Exercise input:

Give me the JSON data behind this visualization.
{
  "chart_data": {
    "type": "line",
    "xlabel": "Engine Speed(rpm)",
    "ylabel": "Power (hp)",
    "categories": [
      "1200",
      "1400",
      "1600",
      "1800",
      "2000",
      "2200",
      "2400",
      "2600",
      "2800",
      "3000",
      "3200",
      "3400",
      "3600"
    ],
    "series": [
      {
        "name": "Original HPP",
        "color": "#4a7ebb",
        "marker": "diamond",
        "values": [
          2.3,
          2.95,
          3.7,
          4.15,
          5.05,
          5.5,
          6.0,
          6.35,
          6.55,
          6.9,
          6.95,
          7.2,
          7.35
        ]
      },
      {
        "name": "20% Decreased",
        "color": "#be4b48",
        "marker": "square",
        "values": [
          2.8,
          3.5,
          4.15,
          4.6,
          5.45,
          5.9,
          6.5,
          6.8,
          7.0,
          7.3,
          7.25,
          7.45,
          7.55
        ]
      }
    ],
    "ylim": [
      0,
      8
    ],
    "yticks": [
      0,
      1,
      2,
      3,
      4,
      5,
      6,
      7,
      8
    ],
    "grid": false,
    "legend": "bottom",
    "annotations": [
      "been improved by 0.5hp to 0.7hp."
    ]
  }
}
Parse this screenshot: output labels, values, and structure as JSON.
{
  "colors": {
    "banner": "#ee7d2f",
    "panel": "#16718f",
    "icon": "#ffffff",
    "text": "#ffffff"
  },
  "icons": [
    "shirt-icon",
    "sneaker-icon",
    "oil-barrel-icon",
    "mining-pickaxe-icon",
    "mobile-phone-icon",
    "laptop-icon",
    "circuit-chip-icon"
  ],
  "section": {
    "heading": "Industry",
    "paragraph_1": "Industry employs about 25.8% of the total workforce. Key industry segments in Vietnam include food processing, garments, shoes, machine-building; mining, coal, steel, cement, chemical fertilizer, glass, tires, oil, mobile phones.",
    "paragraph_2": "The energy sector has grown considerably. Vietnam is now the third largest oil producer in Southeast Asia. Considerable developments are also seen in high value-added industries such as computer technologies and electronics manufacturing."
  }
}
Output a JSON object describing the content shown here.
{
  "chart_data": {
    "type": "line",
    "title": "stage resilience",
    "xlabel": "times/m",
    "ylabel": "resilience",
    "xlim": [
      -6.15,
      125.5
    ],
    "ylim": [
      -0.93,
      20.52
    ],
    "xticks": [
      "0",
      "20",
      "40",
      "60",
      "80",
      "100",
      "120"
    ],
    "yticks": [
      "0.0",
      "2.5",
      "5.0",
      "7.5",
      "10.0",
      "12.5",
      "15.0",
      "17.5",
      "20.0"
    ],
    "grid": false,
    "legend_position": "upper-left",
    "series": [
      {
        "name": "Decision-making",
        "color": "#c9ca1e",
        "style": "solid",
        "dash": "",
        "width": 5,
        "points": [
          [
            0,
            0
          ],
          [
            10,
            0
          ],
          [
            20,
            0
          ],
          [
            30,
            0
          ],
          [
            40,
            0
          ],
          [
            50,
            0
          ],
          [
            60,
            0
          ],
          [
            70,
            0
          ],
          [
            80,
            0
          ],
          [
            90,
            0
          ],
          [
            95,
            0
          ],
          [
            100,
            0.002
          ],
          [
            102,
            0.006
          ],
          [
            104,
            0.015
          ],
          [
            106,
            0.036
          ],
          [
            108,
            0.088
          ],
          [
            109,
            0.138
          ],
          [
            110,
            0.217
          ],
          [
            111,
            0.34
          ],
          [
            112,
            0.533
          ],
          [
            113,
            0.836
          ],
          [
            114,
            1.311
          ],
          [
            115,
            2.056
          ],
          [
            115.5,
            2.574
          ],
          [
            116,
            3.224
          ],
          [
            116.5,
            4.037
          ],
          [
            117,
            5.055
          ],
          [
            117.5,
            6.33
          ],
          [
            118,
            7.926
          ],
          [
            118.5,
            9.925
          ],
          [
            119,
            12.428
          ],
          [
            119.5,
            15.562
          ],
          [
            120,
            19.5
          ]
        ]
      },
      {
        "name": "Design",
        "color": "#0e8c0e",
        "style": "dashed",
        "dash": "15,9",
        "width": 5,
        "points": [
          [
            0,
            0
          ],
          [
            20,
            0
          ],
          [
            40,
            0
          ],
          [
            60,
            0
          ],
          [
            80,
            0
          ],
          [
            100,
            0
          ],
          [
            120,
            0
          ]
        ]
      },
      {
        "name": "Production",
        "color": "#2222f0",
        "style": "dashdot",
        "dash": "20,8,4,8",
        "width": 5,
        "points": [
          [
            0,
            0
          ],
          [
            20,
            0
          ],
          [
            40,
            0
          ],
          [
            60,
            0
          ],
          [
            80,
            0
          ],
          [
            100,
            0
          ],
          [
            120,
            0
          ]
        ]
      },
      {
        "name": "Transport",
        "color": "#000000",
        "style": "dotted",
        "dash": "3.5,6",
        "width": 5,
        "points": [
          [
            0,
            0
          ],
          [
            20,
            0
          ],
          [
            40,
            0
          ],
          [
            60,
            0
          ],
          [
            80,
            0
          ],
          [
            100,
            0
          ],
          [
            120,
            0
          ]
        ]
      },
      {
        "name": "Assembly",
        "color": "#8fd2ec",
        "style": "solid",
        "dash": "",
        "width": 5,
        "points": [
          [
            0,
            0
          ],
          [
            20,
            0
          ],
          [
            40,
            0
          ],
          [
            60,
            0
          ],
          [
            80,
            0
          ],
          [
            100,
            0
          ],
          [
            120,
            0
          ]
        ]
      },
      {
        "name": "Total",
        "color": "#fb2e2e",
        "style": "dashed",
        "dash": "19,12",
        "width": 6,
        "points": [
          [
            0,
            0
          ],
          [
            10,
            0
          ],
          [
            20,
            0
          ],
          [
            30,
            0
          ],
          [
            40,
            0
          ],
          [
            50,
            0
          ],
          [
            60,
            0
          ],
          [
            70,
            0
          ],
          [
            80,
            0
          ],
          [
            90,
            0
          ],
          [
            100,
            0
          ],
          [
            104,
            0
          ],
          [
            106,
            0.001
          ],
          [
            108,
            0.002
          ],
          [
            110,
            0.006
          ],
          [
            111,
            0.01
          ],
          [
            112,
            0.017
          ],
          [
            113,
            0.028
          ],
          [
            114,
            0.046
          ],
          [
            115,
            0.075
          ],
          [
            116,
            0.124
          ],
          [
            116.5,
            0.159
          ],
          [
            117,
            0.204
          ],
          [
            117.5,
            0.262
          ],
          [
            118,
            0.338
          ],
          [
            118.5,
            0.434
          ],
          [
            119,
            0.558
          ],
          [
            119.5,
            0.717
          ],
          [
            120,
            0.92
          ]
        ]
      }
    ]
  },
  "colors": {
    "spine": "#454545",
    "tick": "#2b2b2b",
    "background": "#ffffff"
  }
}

What needs to be done: Tally up the lines of the listing containing the word "mobile". Give only the total.

Answer to this task: 2